Kurz Erklärt: Chancen im Rahmen des Kontext-Bankings

Beispiele und Erkenntnisse aus der Finanzbranche und der Wissenschaft

Abonnieren Sie den kostenlosen Bank Blog Newsletter

Viele Dinge, die Menschen sich leisten wollen, sind ziemlich teuer. Wie kostspielig es wird, das realisieren viele Kunden erst dann, wenn sie ganz konkret vor der Kaufentscheidung stehen. Dies ist für die Hausbank des Kunden eine Chance und ein Risiko zugleich.

Kontextbezogene Analysen ermöglichen Banking beim Einkaufen

Kontextbezogene Analysen ermöglichen die Kombination von Finanzprodukten mit Shopping.

Partner des Bank Blogs

Horváth ist Partner des Bank Blogs

Egal ob Fernseher, Küche oder Auto: Meistens haben sich die Kunden bereits im Fachhandel in das Objekt in ihrer Begierde verliebt und suchen nach Finanzierungsmöglichkeiten, falls ihre Ersparnisse nicht ausreichend sind. Hierbei werden häufig Konsumentenkredite als bequeme Lösung gewählt. Dies bedeutet eine riesige Chance für die Hausbank, wenn sie in diesem Moment den passenden Kredit anbieten kann. Dies wäre mit Hilfe der verschiedenen Banking Apps technologisch leicht machbar, jedoch haben die Banken in der Regel derzeit noch Schwierigkeiten den jeweiligen Kontext des Kundenhandelns rechtzeitig zu verstehen.

Gleiches gilt natürlich auch für den Online-Kanal, wo viele Händler inzwischen selbstverständlich auch Ratenkredite oder 0-Prozent-Finanzierungen im Check-Out-Prozess anbieten. Die Plätze als Finanzierungspartner sind heißbegehrt. Häufig haben die großen Marken bereits eigene Finanzinstitute wie z.B. die Mercedes-Benz Bank oder die Ikano Bank (Ikea) erschaffen, weshalb die jeweiligen Hausbanken der Kunden immer häufiger das Nachsehen haben. Während sie darauf warten, dass der Kunde zu ihnen in die Filiale kommt, um ein Vergleichsangebot einzuholen, werden die Kredite als alternative Zahlungsweise am Point of Sale integriert.

# [DATENBESTAND]

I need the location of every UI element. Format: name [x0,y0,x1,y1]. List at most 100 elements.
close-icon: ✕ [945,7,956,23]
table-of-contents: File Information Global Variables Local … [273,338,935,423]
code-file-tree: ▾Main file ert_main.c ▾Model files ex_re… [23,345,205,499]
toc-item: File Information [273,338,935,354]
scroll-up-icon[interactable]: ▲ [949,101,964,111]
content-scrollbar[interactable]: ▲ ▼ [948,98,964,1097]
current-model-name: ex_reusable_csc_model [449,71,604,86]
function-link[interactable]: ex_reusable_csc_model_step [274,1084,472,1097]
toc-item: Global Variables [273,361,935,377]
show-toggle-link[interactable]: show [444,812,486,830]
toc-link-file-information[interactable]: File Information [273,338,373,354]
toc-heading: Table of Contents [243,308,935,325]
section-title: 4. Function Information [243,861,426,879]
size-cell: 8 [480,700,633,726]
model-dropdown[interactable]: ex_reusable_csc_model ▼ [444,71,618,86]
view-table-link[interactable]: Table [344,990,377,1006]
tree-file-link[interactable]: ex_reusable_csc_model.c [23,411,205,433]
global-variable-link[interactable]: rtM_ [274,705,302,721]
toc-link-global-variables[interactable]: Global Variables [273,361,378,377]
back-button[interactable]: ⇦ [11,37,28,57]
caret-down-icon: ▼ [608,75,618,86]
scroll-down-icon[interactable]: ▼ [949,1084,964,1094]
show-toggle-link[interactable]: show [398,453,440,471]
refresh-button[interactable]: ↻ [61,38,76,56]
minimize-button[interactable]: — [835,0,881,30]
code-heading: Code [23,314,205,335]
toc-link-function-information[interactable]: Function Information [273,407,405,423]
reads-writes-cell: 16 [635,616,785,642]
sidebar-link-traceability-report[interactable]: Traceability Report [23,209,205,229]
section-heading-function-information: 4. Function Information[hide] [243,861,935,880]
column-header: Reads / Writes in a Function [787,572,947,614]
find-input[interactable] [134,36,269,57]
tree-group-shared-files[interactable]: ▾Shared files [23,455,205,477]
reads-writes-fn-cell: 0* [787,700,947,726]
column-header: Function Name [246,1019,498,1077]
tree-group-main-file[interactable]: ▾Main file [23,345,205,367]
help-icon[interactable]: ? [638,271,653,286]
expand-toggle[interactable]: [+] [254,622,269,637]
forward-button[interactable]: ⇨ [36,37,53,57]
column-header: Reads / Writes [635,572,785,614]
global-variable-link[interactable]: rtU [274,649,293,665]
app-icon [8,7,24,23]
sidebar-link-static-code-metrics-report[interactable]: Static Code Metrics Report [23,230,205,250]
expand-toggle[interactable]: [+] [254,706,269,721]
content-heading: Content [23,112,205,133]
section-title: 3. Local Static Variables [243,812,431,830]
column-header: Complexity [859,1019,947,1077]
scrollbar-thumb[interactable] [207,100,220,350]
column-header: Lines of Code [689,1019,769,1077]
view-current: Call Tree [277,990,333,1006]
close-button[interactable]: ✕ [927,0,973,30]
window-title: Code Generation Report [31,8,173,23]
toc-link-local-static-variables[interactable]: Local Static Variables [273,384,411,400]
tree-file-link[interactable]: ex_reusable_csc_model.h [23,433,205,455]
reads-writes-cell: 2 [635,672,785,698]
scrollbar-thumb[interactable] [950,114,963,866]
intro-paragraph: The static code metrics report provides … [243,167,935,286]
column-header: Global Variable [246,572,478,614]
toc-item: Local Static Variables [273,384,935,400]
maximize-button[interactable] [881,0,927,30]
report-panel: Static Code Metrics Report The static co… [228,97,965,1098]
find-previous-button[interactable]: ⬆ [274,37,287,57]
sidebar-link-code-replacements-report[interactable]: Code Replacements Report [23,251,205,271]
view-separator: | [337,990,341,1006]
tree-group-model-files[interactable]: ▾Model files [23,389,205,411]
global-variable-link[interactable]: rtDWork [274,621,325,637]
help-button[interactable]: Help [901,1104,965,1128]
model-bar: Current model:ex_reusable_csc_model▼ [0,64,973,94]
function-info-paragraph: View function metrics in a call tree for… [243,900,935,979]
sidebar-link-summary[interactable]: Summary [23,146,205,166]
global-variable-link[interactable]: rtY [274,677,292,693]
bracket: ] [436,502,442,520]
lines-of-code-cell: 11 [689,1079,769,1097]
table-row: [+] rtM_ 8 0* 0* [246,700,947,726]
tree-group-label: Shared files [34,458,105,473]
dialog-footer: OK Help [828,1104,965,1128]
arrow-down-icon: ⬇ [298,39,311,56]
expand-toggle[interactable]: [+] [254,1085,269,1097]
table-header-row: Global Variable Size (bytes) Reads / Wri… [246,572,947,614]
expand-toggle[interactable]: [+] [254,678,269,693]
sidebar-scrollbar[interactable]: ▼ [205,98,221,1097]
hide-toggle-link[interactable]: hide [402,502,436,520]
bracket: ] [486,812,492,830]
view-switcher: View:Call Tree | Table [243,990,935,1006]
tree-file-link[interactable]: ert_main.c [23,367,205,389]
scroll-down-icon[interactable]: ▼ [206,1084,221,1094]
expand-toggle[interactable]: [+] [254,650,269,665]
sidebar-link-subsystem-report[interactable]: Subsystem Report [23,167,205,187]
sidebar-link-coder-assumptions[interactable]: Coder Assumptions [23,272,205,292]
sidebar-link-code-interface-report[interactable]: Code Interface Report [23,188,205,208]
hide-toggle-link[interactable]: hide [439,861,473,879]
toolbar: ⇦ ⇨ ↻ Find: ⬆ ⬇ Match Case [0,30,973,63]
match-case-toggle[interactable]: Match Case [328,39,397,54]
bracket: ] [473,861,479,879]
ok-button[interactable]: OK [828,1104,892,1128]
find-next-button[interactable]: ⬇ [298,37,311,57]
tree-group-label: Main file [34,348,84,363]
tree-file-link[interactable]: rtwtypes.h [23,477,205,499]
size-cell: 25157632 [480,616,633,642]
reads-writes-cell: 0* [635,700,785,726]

# [AUFGABENSTELLUNG]
Zitieren Sie aus dem Textauszug über Kontext-Banking wortgetreu alles von „Kontextbezogene Analysen ermöglichen Banking“ bis hinunter zu „rechtzeitig zu verstehen.“.

# [LÖSUNG]
Kontextbezogene Analysen ermöglichen Banking beim Einkaufen

Kontextbezogene Analysen ermöglichen die Kombination von Finanzprodukten mit Shopping.

Partner des Bank Blogs

Horváth ist Partner des Bank Blogs

Egal ob Fernseher, Küche oder Auto: Meistens haben sich die Kunden bereits im Fachhandel in das Objekt in ihrer Begierde verliebt und suchen nach Finanzierungsmöglichkeiten, falls ihre Ersparnisse nicht ausreichend sind. Hierbei werden häufig Konsumentenkredite als bequeme Lösung gewählt. Dies bedeutet eine riesige Chance für die Hausbank, wenn sie in diesem Moment den passenden Kredit anbieten kann. Dies wäre mit Hilfe der verschiedenen Banking Apps technologisch leicht machbar, jedoch haben die Banken in der Regel derzeit noch Schwierigkeiten den jeweiligen Kontext des Kundenhandelns rechtzeitig zu verstehen.